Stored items

---+---

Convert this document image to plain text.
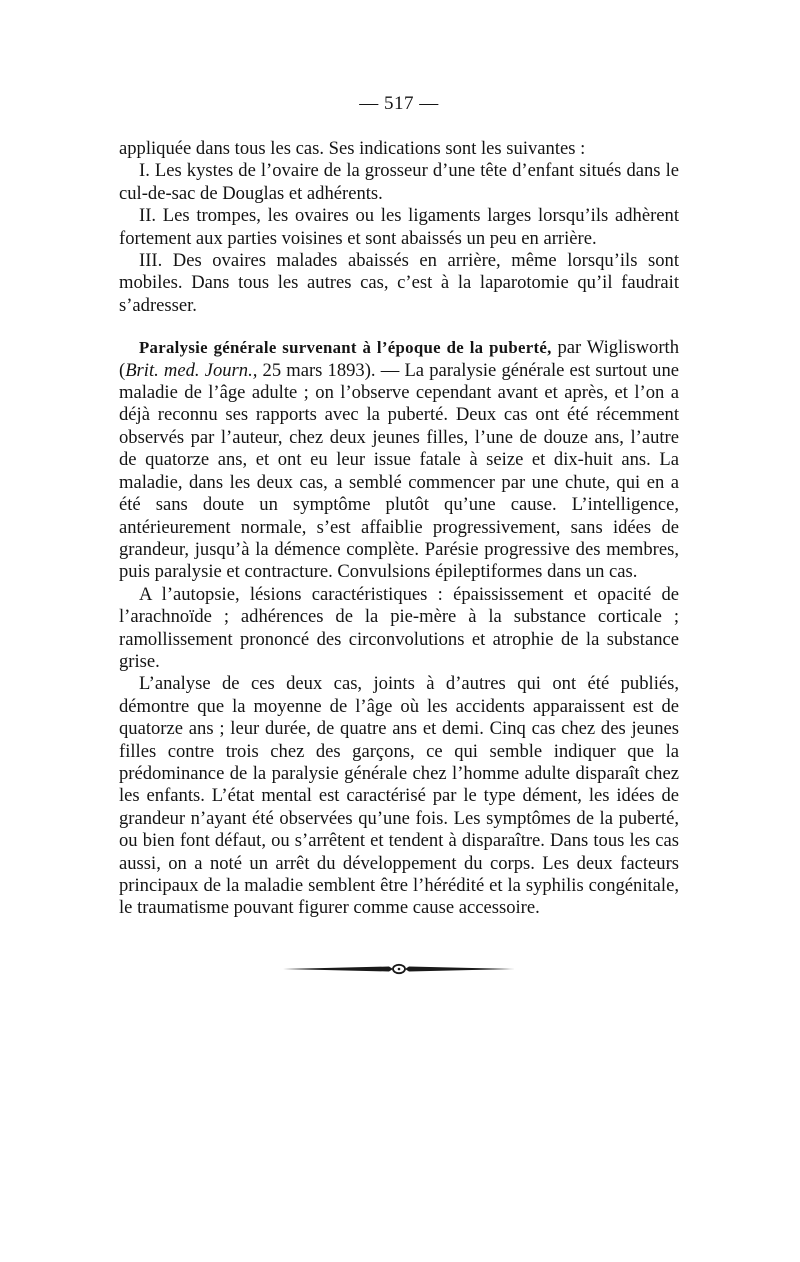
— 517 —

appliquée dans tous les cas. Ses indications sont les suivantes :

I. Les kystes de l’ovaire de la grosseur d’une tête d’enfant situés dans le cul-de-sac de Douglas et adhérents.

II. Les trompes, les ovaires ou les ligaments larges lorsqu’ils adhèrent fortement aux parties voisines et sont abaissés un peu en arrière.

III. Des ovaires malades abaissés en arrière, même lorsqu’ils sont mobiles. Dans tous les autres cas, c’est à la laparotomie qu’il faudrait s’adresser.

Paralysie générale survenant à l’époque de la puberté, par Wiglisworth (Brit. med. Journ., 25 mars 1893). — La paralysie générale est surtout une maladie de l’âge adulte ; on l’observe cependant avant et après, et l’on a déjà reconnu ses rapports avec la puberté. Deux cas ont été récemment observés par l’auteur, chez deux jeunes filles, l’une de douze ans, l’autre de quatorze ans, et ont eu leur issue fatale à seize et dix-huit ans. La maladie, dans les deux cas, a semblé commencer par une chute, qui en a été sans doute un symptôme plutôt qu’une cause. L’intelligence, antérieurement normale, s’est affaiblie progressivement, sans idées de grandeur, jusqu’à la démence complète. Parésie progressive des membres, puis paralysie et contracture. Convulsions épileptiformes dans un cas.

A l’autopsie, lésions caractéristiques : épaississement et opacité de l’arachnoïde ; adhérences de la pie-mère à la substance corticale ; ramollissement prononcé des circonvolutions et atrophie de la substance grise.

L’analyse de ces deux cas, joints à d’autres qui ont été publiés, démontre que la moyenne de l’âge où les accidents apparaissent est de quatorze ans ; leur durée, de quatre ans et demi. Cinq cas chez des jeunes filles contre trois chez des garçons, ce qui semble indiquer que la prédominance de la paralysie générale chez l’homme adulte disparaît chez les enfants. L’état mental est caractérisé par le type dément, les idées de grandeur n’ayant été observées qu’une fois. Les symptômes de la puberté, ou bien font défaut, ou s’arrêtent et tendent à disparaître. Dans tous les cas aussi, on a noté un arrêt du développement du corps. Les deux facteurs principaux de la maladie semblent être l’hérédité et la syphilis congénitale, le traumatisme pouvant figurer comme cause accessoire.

---+---

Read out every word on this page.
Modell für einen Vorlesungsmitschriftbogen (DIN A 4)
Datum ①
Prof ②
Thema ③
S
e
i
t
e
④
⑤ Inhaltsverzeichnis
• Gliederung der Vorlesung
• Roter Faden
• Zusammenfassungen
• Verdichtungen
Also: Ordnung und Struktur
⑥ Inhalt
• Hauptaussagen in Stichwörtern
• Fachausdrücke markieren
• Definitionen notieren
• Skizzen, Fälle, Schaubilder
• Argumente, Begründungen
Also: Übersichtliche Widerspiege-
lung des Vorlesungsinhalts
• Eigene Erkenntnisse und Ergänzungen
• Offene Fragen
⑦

---+---

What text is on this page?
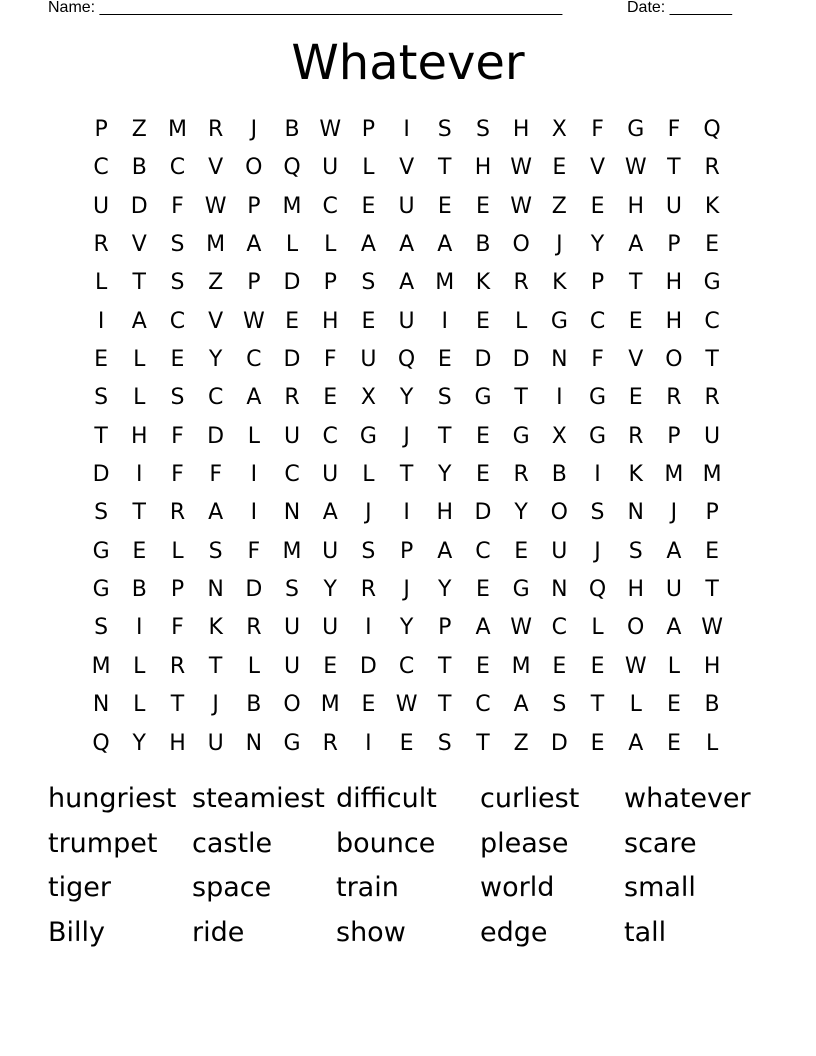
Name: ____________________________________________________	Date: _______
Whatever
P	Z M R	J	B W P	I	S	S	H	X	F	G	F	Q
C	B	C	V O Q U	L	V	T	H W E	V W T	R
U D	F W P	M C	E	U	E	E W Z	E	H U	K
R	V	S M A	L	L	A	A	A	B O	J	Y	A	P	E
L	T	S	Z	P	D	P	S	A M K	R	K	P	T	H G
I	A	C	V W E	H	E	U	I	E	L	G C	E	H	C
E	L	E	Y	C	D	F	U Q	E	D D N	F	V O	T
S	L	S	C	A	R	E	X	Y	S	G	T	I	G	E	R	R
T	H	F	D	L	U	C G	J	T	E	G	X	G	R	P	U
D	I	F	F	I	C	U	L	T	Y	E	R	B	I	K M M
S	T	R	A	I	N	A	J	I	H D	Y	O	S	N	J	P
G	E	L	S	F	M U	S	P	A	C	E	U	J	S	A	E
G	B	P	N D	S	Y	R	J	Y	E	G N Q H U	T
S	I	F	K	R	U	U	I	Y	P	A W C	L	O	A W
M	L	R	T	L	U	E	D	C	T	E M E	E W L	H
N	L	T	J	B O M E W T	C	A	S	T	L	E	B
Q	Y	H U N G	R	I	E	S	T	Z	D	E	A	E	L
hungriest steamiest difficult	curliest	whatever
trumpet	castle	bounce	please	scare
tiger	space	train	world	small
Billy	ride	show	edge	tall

---+---

Using the material above, gather every line that includes "abaissés".

II. Les trompes, les ovaires ou les ligaments larges lorsqu’ils adhèrent fortement aux parties voisines et sont abaissés un peu en arrière.
III. Des ovaires malades abaissés en arrière, même lorsqu’ils sont mobiles. Dans tous les autres cas, c’est à la laparotomie qu’il faudrait s’adresser.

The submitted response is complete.